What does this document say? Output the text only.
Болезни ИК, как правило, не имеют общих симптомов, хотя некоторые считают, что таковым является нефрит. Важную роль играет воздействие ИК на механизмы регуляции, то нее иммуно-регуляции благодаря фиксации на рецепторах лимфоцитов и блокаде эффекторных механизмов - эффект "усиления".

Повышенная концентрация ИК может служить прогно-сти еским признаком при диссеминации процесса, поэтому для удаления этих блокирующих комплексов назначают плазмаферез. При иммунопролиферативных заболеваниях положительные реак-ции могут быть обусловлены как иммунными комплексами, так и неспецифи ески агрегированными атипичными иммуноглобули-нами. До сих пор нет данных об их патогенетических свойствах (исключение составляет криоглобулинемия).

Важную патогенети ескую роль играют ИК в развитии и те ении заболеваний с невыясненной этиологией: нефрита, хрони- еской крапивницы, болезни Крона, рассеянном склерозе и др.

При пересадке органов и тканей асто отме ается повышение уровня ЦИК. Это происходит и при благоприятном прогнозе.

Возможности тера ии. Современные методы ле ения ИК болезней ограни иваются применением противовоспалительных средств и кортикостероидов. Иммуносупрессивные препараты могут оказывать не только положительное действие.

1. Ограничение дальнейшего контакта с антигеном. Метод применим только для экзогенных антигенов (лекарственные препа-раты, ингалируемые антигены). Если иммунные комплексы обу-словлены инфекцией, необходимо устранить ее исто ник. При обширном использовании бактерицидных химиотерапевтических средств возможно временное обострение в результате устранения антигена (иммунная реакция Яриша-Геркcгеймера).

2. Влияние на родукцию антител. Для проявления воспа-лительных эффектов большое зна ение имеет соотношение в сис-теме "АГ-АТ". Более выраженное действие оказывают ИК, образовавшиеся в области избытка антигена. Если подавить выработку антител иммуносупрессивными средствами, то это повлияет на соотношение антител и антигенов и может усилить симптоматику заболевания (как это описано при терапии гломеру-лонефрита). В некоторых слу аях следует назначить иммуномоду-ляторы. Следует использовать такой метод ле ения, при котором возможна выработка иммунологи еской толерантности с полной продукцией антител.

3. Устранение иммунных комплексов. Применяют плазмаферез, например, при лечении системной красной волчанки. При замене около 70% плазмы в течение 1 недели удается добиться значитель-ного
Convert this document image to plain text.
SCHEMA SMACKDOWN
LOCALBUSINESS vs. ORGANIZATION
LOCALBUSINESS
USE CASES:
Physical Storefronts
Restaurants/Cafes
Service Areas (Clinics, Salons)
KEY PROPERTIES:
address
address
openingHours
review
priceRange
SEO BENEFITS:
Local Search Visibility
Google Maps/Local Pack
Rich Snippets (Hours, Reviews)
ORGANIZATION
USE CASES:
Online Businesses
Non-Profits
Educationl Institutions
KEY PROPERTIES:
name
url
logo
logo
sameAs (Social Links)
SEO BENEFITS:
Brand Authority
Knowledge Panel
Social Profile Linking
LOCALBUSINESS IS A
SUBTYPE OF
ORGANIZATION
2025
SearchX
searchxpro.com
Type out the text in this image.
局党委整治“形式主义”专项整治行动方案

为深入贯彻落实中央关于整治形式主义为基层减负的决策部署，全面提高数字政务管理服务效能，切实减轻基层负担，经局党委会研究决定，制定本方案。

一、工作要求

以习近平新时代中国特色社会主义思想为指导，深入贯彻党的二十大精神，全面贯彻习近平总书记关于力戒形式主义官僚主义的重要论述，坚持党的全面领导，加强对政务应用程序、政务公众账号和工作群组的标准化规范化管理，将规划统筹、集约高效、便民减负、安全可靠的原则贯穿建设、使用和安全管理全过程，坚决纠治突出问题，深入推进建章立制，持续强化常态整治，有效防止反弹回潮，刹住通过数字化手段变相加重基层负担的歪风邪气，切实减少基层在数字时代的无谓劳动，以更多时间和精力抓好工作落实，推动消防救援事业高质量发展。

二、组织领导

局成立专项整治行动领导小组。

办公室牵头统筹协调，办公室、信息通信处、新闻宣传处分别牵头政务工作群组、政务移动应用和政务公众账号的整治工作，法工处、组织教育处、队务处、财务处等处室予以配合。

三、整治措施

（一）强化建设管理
----
**Task prompt:**
Using the listing, collect all lines in which the string "this" is found.

**Written answer:**
What does this document say? Output the text only.
Convert this document image to plain text.
Type out the text in this image.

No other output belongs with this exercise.